Collect all lines containing the word "logo" from the data.

======== Exercise materials

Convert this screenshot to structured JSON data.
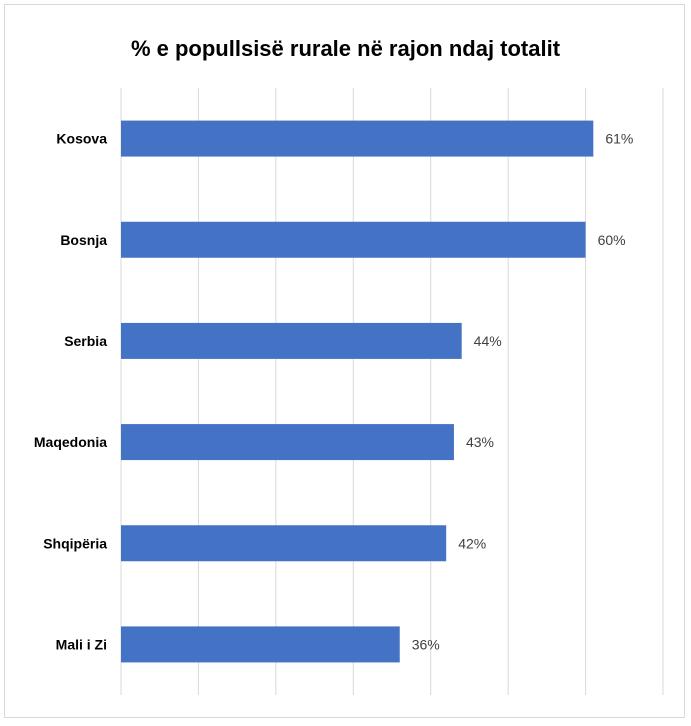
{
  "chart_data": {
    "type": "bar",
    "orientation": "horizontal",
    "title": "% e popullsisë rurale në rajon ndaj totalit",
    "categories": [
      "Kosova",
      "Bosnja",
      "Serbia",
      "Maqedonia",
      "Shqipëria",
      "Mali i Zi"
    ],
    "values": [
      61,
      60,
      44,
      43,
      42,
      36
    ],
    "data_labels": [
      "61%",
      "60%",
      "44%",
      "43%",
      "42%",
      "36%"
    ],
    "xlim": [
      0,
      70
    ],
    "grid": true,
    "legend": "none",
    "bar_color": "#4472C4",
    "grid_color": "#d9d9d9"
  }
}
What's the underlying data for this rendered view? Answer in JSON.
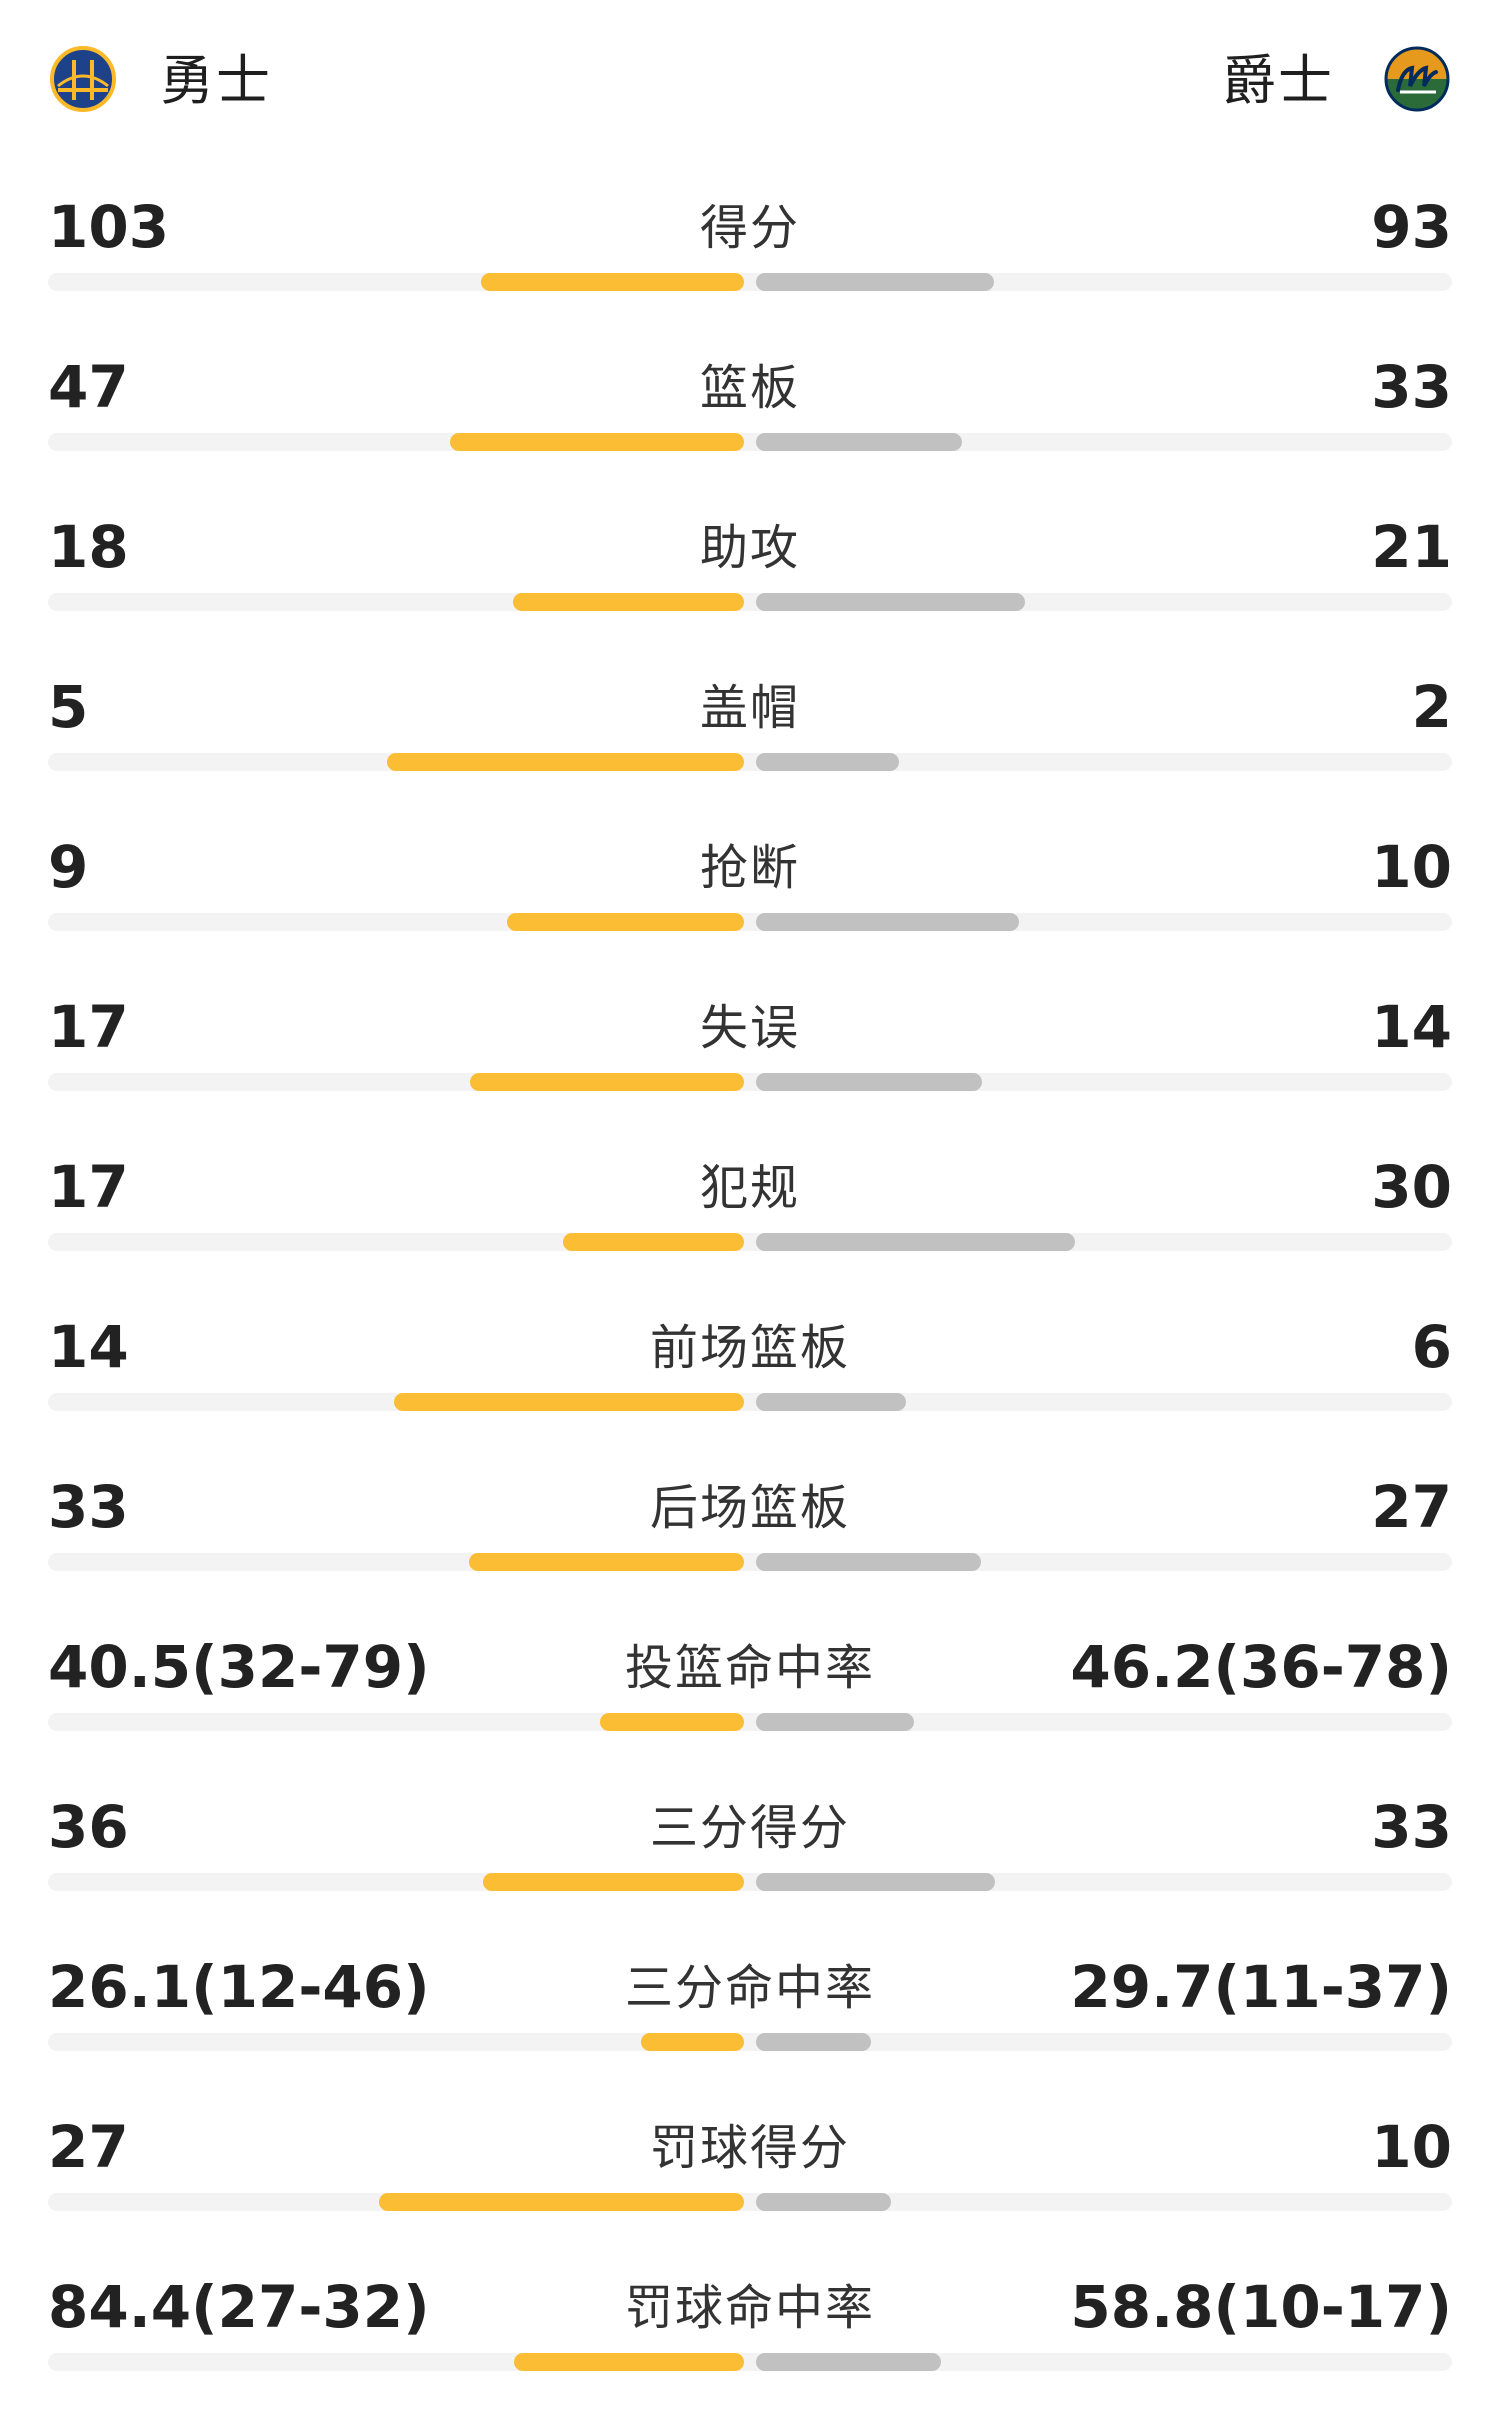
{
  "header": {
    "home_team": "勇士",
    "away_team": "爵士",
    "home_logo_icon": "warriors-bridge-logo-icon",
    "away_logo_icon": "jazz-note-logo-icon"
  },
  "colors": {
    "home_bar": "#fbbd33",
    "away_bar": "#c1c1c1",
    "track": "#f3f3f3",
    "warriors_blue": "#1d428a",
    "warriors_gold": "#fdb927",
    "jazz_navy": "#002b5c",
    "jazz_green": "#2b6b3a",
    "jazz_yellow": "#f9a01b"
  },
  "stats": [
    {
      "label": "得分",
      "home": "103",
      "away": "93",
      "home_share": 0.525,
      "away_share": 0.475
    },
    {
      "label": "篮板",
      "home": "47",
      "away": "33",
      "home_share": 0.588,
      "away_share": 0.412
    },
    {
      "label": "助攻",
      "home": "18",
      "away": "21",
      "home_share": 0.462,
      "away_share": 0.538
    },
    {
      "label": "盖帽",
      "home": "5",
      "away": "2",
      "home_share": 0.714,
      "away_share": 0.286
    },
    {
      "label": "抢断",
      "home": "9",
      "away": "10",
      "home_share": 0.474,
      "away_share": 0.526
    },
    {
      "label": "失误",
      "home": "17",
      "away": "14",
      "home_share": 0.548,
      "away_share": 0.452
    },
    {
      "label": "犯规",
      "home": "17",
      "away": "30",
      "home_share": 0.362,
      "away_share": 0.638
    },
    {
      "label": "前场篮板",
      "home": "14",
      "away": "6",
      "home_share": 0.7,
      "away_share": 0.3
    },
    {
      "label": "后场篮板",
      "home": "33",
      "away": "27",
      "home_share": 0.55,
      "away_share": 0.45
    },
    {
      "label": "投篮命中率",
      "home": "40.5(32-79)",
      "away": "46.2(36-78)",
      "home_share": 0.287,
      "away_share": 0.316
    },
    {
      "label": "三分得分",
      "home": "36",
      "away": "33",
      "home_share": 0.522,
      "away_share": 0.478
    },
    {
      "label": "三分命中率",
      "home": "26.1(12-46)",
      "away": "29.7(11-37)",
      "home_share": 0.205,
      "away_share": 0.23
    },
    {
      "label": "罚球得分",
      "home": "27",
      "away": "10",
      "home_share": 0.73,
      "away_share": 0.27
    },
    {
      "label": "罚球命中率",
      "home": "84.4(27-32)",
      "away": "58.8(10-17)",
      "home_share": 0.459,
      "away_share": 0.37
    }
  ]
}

================

● **Response to the exercise**
    "home_logo_icon": "warriors-bridge-logo-icon",
    "away_logo_icon": "jazz-note-logo-icon"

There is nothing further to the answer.